__Records for the exercise__.

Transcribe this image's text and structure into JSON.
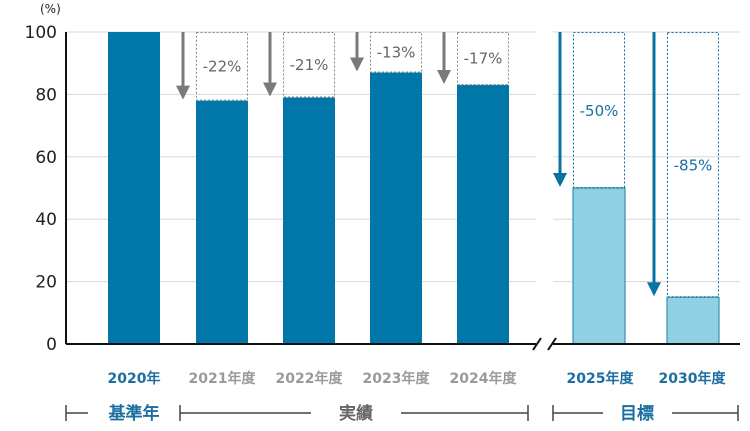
{
  "chart_data": {
    "type": "bar",
    "unit_label": "(%)",
    "ylim": [
      0,
      100
    ],
    "y_ticks": [
      0,
      20,
      40,
      60,
      80,
      100
    ],
    "grid": true,
    "categories": [
      "2020年",
      "2021年度",
      "2022年度",
      "2023年度",
      "2024年度",
      "2025年度",
      "2030年度"
    ],
    "values": [
      100,
      78,
      79,
      87,
      83,
      50,
      15
    ],
    "reductions": [
      "",
      "-22",
      "-21",
      "-13",
      "-17",
      "-50",
      "-85"
    ],
    "percent_sign": "%",
    "bar_kinds": [
      "base",
      "actual",
      "actual",
      "actual",
      "actual",
      "target",
      "target"
    ],
    "groups": [
      {
        "label": "基準年",
        "kind": "base"
      },
      {
        "label": "実績",
        "kind": "actual"
      },
      {
        "label": "目標",
        "kind": "target"
      }
    ],
    "colors": {
      "base_bar": "#0077a8",
      "actual_bar": "#0077a8",
      "target_bar": "#8fd1e3",
      "target_edge": "#1a7fa8",
      "actual_arrow": "#7a7a7a",
      "target_arrow": "#0a72a3",
      "base_label": "#1a6fa0",
      "actual_label": "#9a9a9a",
      "target_label": "#1a6fa0",
      "grid": "#d8d8d8",
      "axis": "#111111",
      "group_line": "#444444"
    }
  }
}
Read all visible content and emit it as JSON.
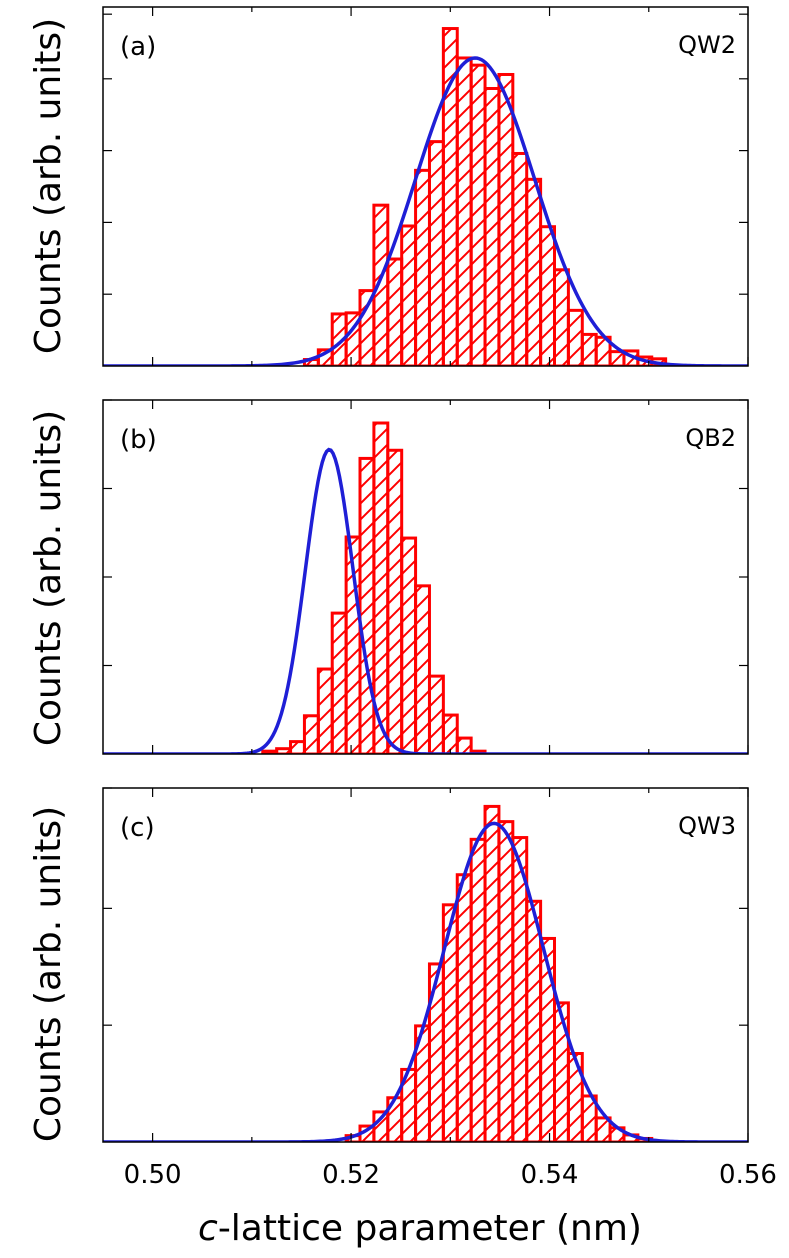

__Directive__.
Return the entries unchanged, save for the pictures, which do not belong in the copy.

__Complete response__.
Transcribe this image's text and structure into JSON.
{
  "chart_data": {
    "type": "bar",
    "unit_label": "(%)",
    "ylim": [
      0,
      100
    ],
    "y_ticks": [
      0,
      20,
      40,
      60,
      80,
      100
    ],
    "grid": true,
    "categories": [
      "2020年",
      "2021年度",
      "2022年度",
      "2023年度",
      "2024年度",
      "2025年度",
      "2030年度"
    ],
    "values": [
      100,
      78,
      79,
      87,
      83,
      50,
      15
    ],
    "reductions": [
      "",
      "-22",
      "-21",
      "-13",
      "-17",
      "-50",
      "-85"
    ],
    "percent_sign": "%",
    "bar_kinds": [
      "base",
      "actual",
      "actual",
      "actual",
      "actual",
      "target",
      "target"
    ],
    "groups": [
      {
        "label": "基準年",
        "kind": "base"
      },
      {
        "label": "実績",
        "kind": "actual"
      },
      {
        "label": "目標",
        "kind": "target"
      }
    ],
    "colors": {
      "base_bar": "#0077a8",
      "actual_bar": "#0077a8",
      "target_bar": "#8fd1e3",
      "target_edge": "#1a7fa8",
      "actual_arrow": "#7a7a7a",
      "target_arrow": "#0a72a3",
      "base_label": "#1a6fa0",
      "actual_label": "#9a9a9a",
      "target_label": "#1a6fa0",
      "grid": "#d8d8d8",
      "axis": "#111111",
      "group_line": "#444444"
    }
  }
}
Read all visible content and emit it as JSON.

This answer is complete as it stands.